◆ Dataset items
● ● ● ● ● ● ●
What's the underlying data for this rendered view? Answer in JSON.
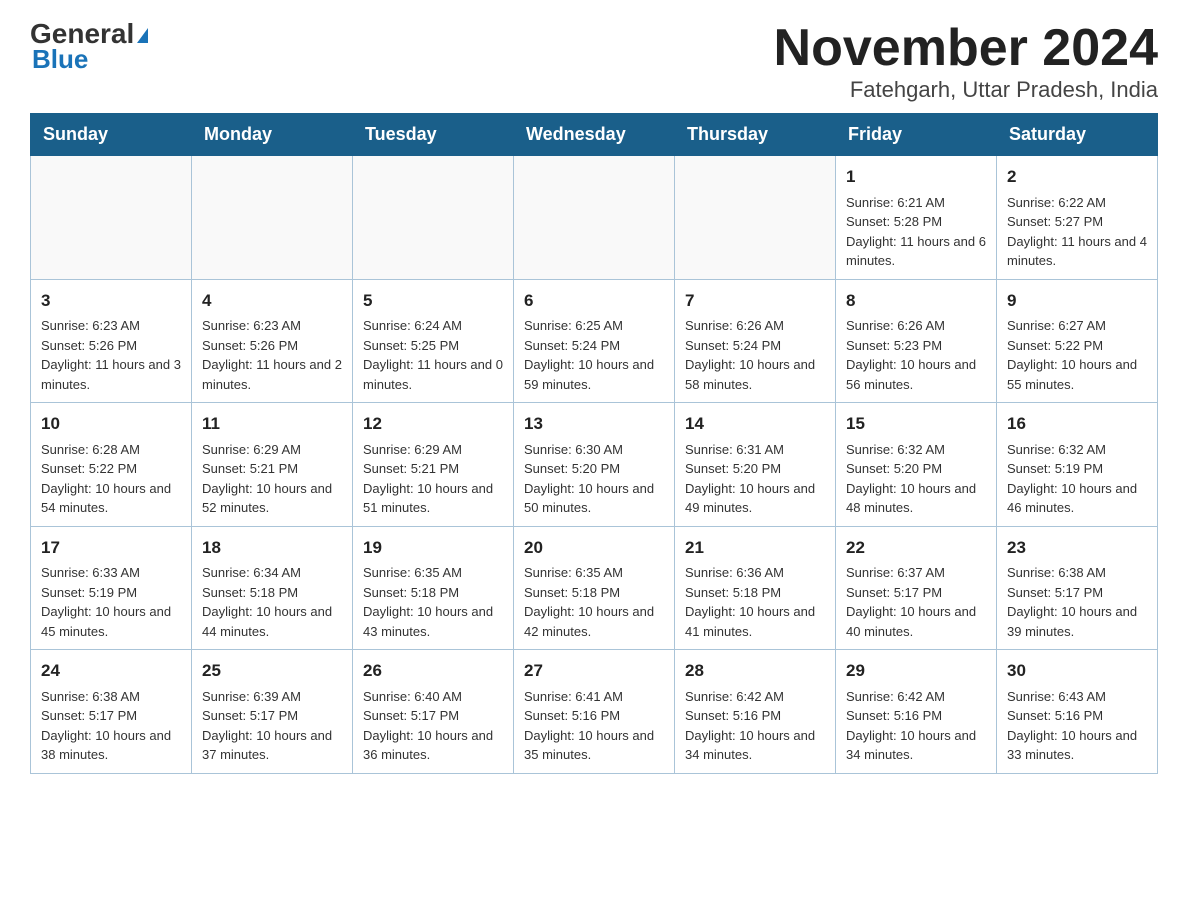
{
  "logo": {
    "general": "General",
    "blue": "Blue",
    "triangle": "▶"
  },
  "title": "November 2024",
  "subtitle": "Fatehgarh, Uttar Pradesh, India",
  "days_of_week": [
    "Sunday",
    "Monday",
    "Tuesday",
    "Wednesday",
    "Thursday",
    "Friday",
    "Saturday"
  ],
  "weeks": [
    [
      {
        "day": "",
        "info": ""
      },
      {
        "day": "",
        "info": ""
      },
      {
        "day": "",
        "info": ""
      },
      {
        "day": "",
        "info": ""
      },
      {
        "day": "",
        "info": ""
      },
      {
        "day": "1",
        "info": "Sunrise: 6:21 AM\nSunset: 5:28 PM\nDaylight: 11 hours and 6 minutes."
      },
      {
        "day": "2",
        "info": "Sunrise: 6:22 AM\nSunset: 5:27 PM\nDaylight: 11 hours and 4 minutes."
      }
    ],
    [
      {
        "day": "3",
        "info": "Sunrise: 6:23 AM\nSunset: 5:26 PM\nDaylight: 11 hours and 3 minutes."
      },
      {
        "day": "4",
        "info": "Sunrise: 6:23 AM\nSunset: 5:26 PM\nDaylight: 11 hours and 2 minutes."
      },
      {
        "day": "5",
        "info": "Sunrise: 6:24 AM\nSunset: 5:25 PM\nDaylight: 11 hours and 0 minutes."
      },
      {
        "day": "6",
        "info": "Sunrise: 6:25 AM\nSunset: 5:24 PM\nDaylight: 10 hours and 59 minutes."
      },
      {
        "day": "7",
        "info": "Sunrise: 6:26 AM\nSunset: 5:24 PM\nDaylight: 10 hours and 58 minutes."
      },
      {
        "day": "8",
        "info": "Sunrise: 6:26 AM\nSunset: 5:23 PM\nDaylight: 10 hours and 56 minutes."
      },
      {
        "day": "9",
        "info": "Sunrise: 6:27 AM\nSunset: 5:22 PM\nDaylight: 10 hours and 55 minutes."
      }
    ],
    [
      {
        "day": "10",
        "info": "Sunrise: 6:28 AM\nSunset: 5:22 PM\nDaylight: 10 hours and 54 minutes."
      },
      {
        "day": "11",
        "info": "Sunrise: 6:29 AM\nSunset: 5:21 PM\nDaylight: 10 hours and 52 minutes."
      },
      {
        "day": "12",
        "info": "Sunrise: 6:29 AM\nSunset: 5:21 PM\nDaylight: 10 hours and 51 minutes."
      },
      {
        "day": "13",
        "info": "Sunrise: 6:30 AM\nSunset: 5:20 PM\nDaylight: 10 hours and 50 minutes."
      },
      {
        "day": "14",
        "info": "Sunrise: 6:31 AM\nSunset: 5:20 PM\nDaylight: 10 hours and 49 minutes."
      },
      {
        "day": "15",
        "info": "Sunrise: 6:32 AM\nSunset: 5:20 PM\nDaylight: 10 hours and 48 minutes."
      },
      {
        "day": "16",
        "info": "Sunrise: 6:32 AM\nSunset: 5:19 PM\nDaylight: 10 hours and 46 minutes."
      }
    ],
    [
      {
        "day": "17",
        "info": "Sunrise: 6:33 AM\nSunset: 5:19 PM\nDaylight: 10 hours and 45 minutes."
      },
      {
        "day": "18",
        "info": "Sunrise: 6:34 AM\nSunset: 5:18 PM\nDaylight: 10 hours and 44 minutes."
      },
      {
        "day": "19",
        "info": "Sunrise: 6:35 AM\nSunset: 5:18 PM\nDaylight: 10 hours and 43 minutes."
      },
      {
        "day": "20",
        "info": "Sunrise: 6:35 AM\nSunset: 5:18 PM\nDaylight: 10 hours and 42 minutes."
      },
      {
        "day": "21",
        "info": "Sunrise: 6:36 AM\nSunset: 5:18 PM\nDaylight: 10 hours and 41 minutes."
      },
      {
        "day": "22",
        "info": "Sunrise: 6:37 AM\nSunset: 5:17 PM\nDaylight: 10 hours and 40 minutes."
      },
      {
        "day": "23",
        "info": "Sunrise: 6:38 AM\nSunset: 5:17 PM\nDaylight: 10 hours and 39 minutes."
      }
    ],
    [
      {
        "day": "24",
        "info": "Sunrise: 6:38 AM\nSunset: 5:17 PM\nDaylight: 10 hours and 38 minutes."
      },
      {
        "day": "25",
        "info": "Sunrise: 6:39 AM\nSunset: 5:17 PM\nDaylight: 10 hours and 37 minutes."
      },
      {
        "day": "26",
        "info": "Sunrise: 6:40 AM\nSunset: 5:17 PM\nDaylight: 10 hours and 36 minutes."
      },
      {
        "day": "27",
        "info": "Sunrise: 6:41 AM\nSunset: 5:16 PM\nDaylight: 10 hours and 35 minutes."
      },
      {
        "day": "28",
        "info": "Sunrise: 6:42 AM\nSunset: 5:16 PM\nDaylight: 10 hours and 34 minutes."
      },
      {
        "day": "29",
        "info": "Sunrise: 6:42 AM\nSunset: 5:16 PM\nDaylight: 10 hours and 34 minutes."
      },
      {
        "day": "30",
        "info": "Sunrise: 6:43 AM\nSunset: 5:16 PM\nDaylight: 10 hours and 33 minutes."
      }
    ]
  ]
}
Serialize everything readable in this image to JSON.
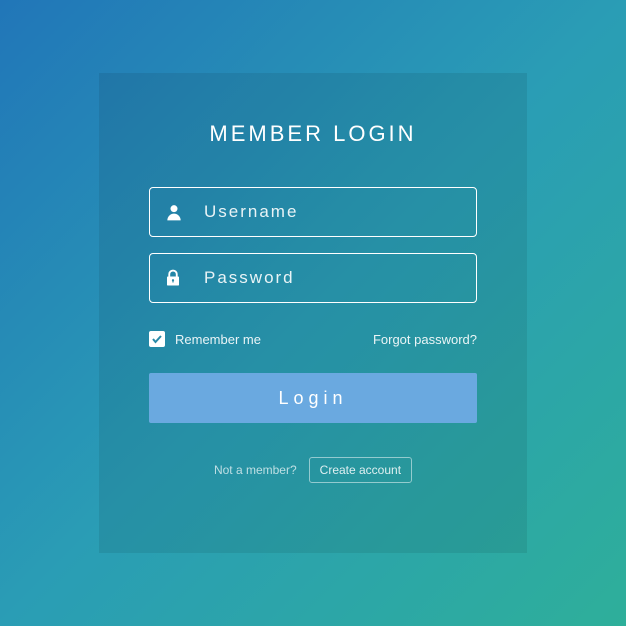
{
  "title": "MEMBER LOGIN",
  "username": {
    "placeholder": "Username",
    "value": ""
  },
  "password": {
    "placeholder": "Password",
    "value": ""
  },
  "remember": {
    "label": "Remember me",
    "checked": true
  },
  "forgot": "Forgot password?",
  "login_button": "Login",
  "signup": {
    "prompt": "Not a member?",
    "action": "Create account"
  }
}
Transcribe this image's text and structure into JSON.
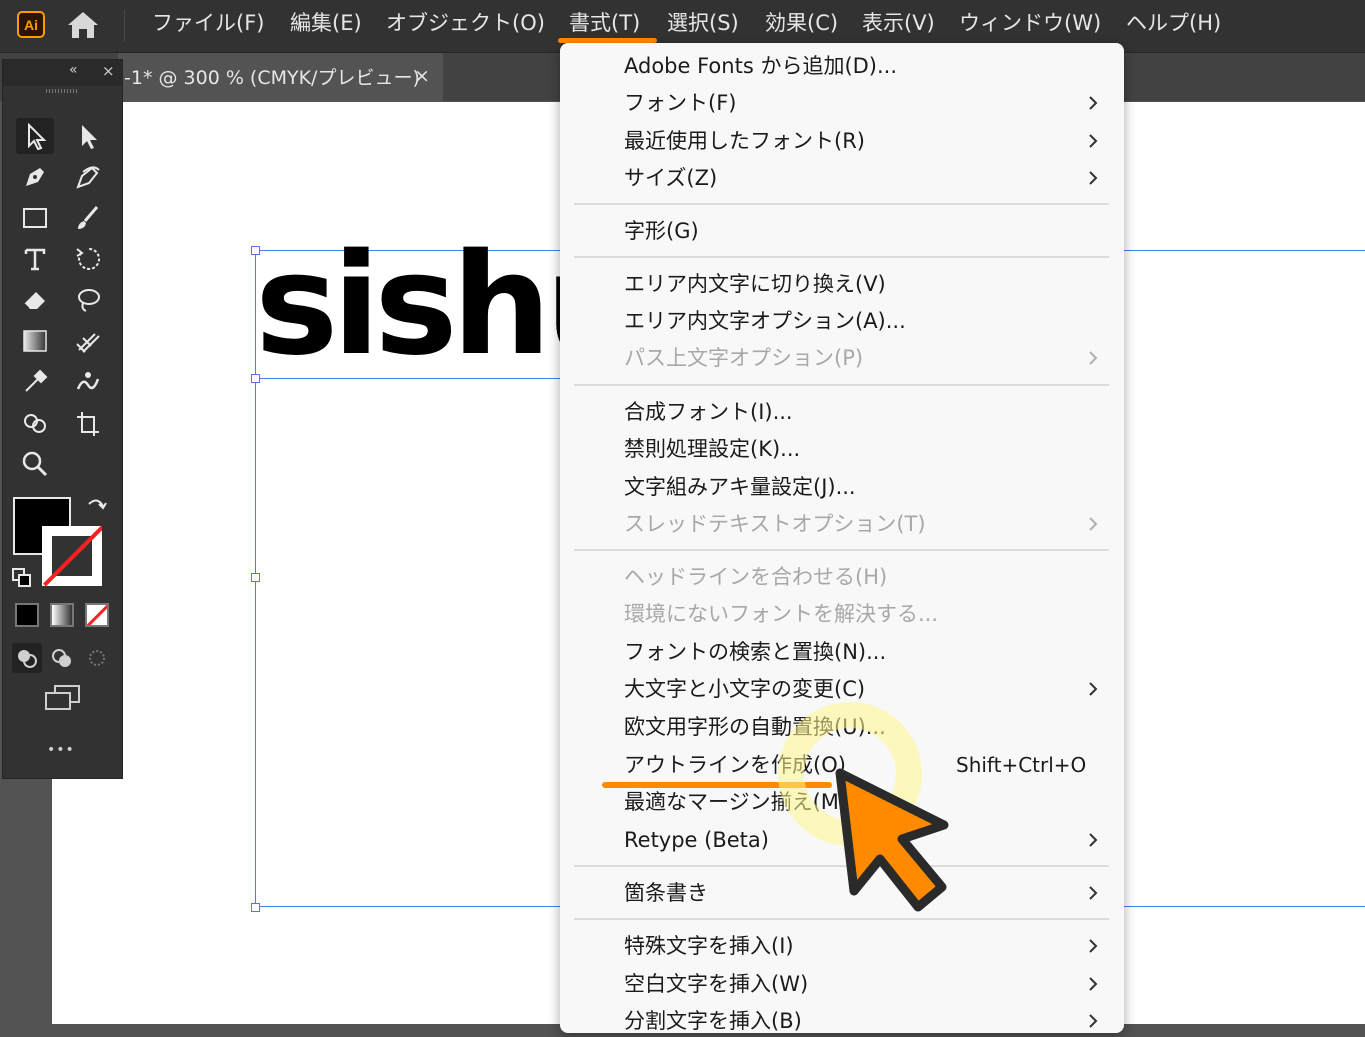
{
  "app": {
    "logo_text": "Ai",
    "accent": "#ff9a00"
  },
  "menubar": {
    "items": [
      "ファイル(F)",
      "編集(E)",
      "オブジェクト(O)",
      "書式(T)",
      "選択(S)",
      "効果(C)",
      "表示(V)",
      "ウィンドウ(W)",
      "ヘルプ(H)"
    ],
    "active_item": "書式(T)",
    "highlight_color": "#ff8a00"
  },
  "document_tab": {
    "title": "-1* @ 300 % (CMYK/プレビュー)",
    "close_glyph": "×"
  },
  "toolbar": {
    "collapse_glyph": "«",
    "close_glyph": "×",
    "more_glyph": "•••",
    "tools": [
      "selection-tool",
      "direct-selection-tool",
      "pen-tool",
      "curvature-tool",
      "rectangle-tool",
      "paintbrush-tool",
      "type-tool",
      "rotate-tool",
      "eraser-tool",
      "lasso-tool",
      "gradient-tool",
      "mesh-tool",
      "eyedropper-tool",
      "puppet-warp-tool",
      "shape-builder-tool",
      "artboard-tool",
      "zoom-tool"
    ],
    "fill_color": "#000000",
    "stroke": "none"
  },
  "canvas": {
    "sample_text": "sishu"
  },
  "dropdown": {
    "items": [
      {
        "label": "Adobe Fonts から追加(D)...",
        "submenu": false,
        "disabled": false
      },
      {
        "label": "フォント(F)",
        "submenu": true,
        "disabled": false
      },
      {
        "label": "最近使用したフォント(R)",
        "submenu": true,
        "disabled": false
      },
      {
        "label": "サイズ(Z)",
        "submenu": true,
        "disabled": false
      },
      {
        "label": "字形(G)",
        "submenu": false,
        "disabled": false
      },
      {
        "label": "エリア内文字に切り換え(V)",
        "submenu": false,
        "disabled": false
      },
      {
        "label": "エリア内文字オプション(A)...",
        "submenu": false,
        "disabled": false
      },
      {
        "label": "パス上文字オプション(P)",
        "submenu": true,
        "disabled": true
      },
      {
        "label": "合成フォント(I)...",
        "submenu": false,
        "disabled": false
      },
      {
        "label": "禁則処理設定(K)...",
        "submenu": false,
        "disabled": false
      },
      {
        "label": "文字組みアキ量設定(J)...",
        "submenu": false,
        "disabled": false
      },
      {
        "label": "スレッドテキストオプション(T)",
        "submenu": true,
        "disabled": true
      },
      {
        "label": "ヘッドラインを合わせる(H)",
        "submenu": false,
        "disabled": true
      },
      {
        "label": "環境にないフォントを解決する...",
        "submenu": false,
        "disabled": true
      },
      {
        "label": "フォントの検索と置換(N)...",
        "submenu": false,
        "disabled": false
      },
      {
        "label": "大文字と小文字の変更(C)",
        "submenu": true,
        "disabled": false
      },
      {
        "label": "欧文用字形の自動置換(U)...",
        "submenu": false,
        "disabled": false
      },
      {
        "label": "アウトラインを作成(O)",
        "submenu": false,
        "disabled": false,
        "shortcut": "Shift+Ctrl+O",
        "highlighted": true
      },
      {
        "label": "最適なマージン揃え(M)",
        "submenu": false,
        "disabled": false
      },
      {
        "label": "Retype (Beta)",
        "submenu": true,
        "disabled": false
      },
      {
        "label": "箇条書き",
        "submenu": true,
        "disabled": false
      },
      {
        "label": "特殊文字を挿入(I)",
        "submenu": true,
        "disabled": false
      },
      {
        "label": "空白文字を挿入(W)",
        "submenu": true,
        "disabled": false
      },
      {
        "label": "分割文字を挿入(B)",
        "submenu": true,
        "disabled": false
      }
    ]
  },
  "annotation": {
    "cursor_color": "#ff8a00",
    "highlight_color": "#fff68c"
  }
}
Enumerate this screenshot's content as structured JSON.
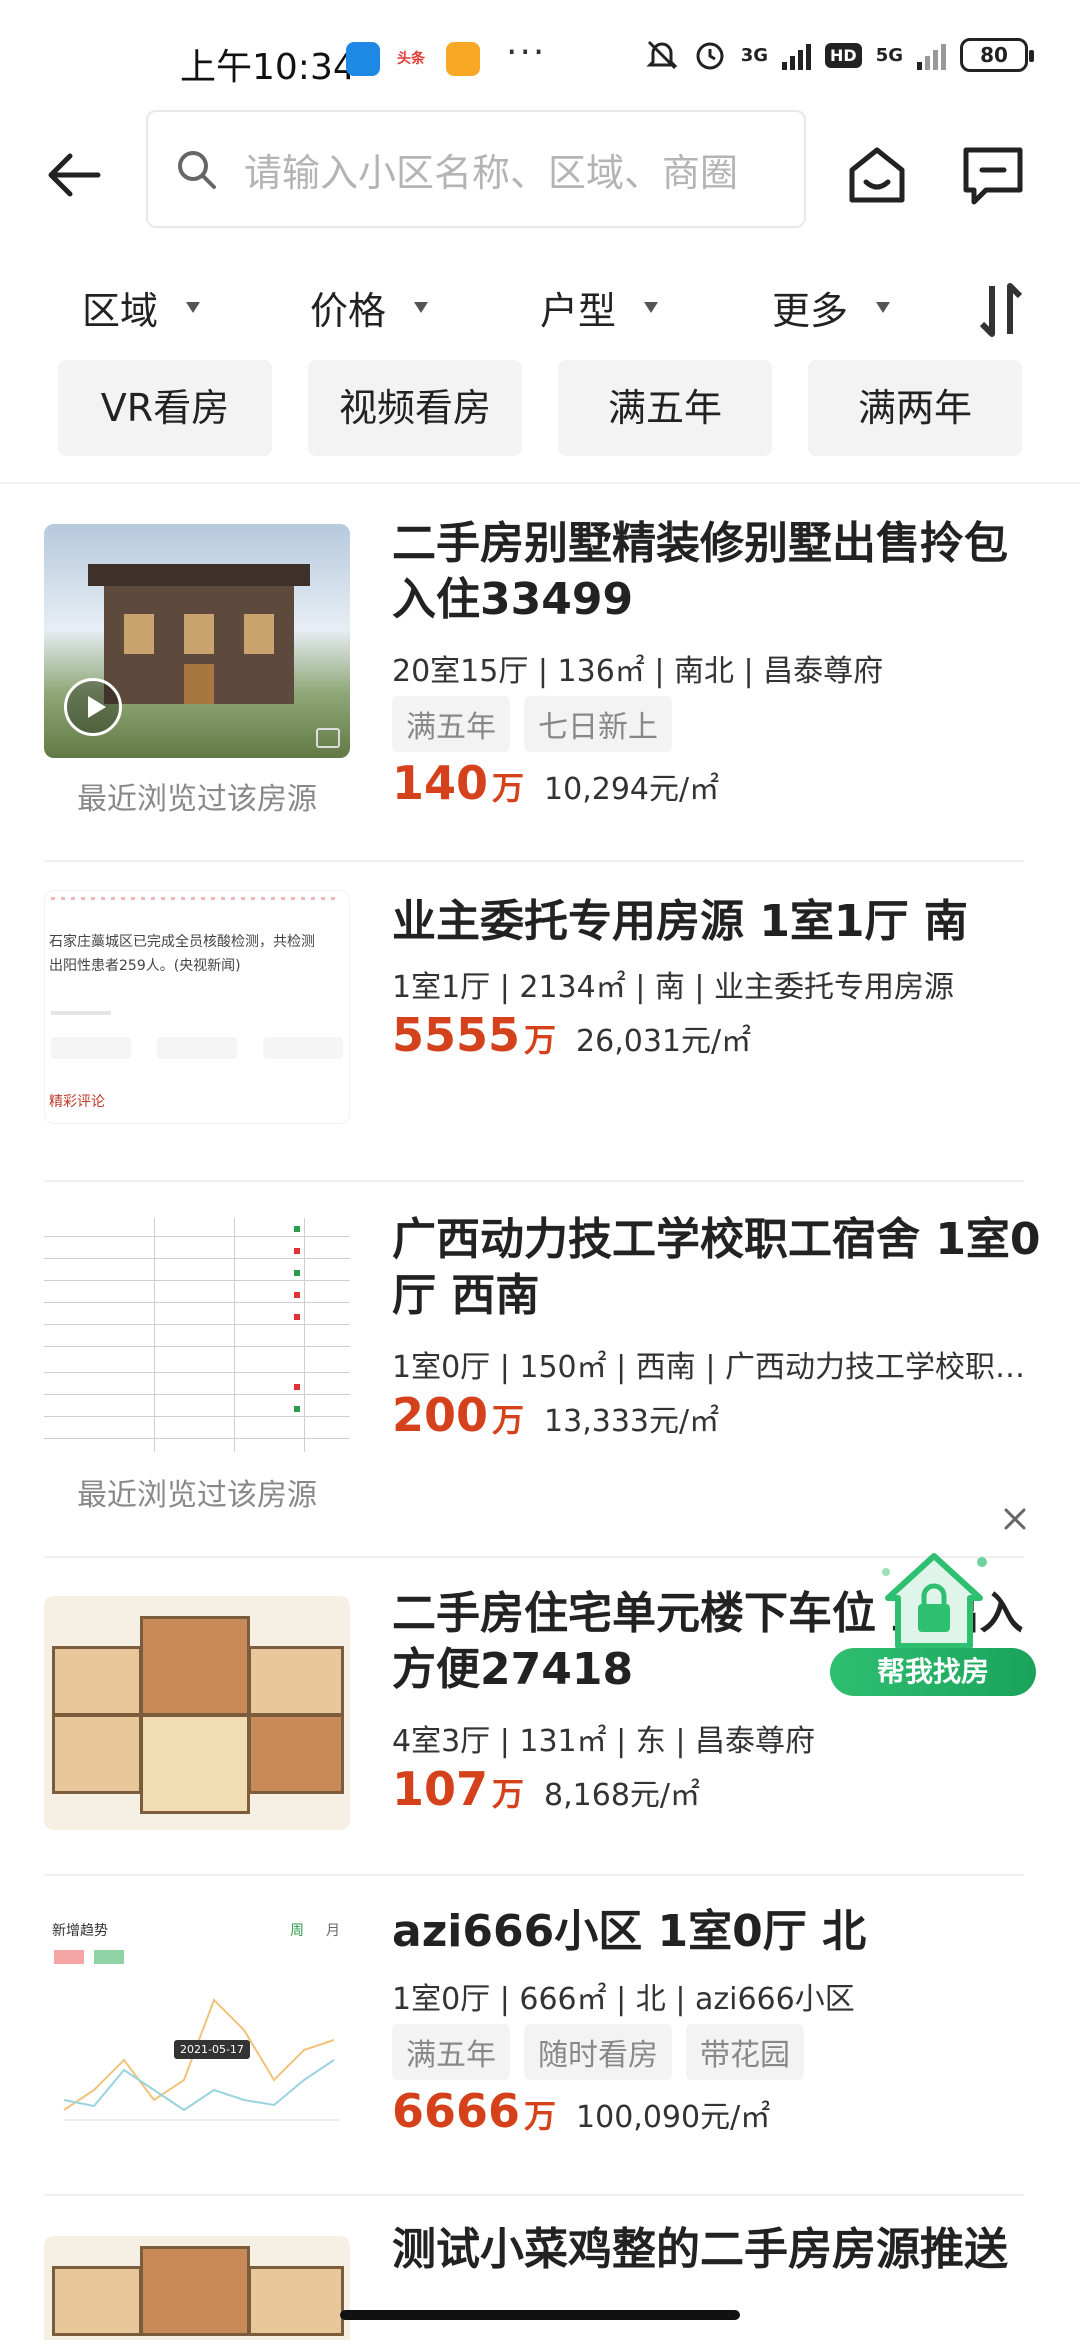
● ● ● ● ● ● ●
◆ Directions for this task
Each line with the string "image" in it needs to be found and copied.

◆ Full output
Serialize everything readable in this image to JSON.
Transcribe this image's text and structure into JSON.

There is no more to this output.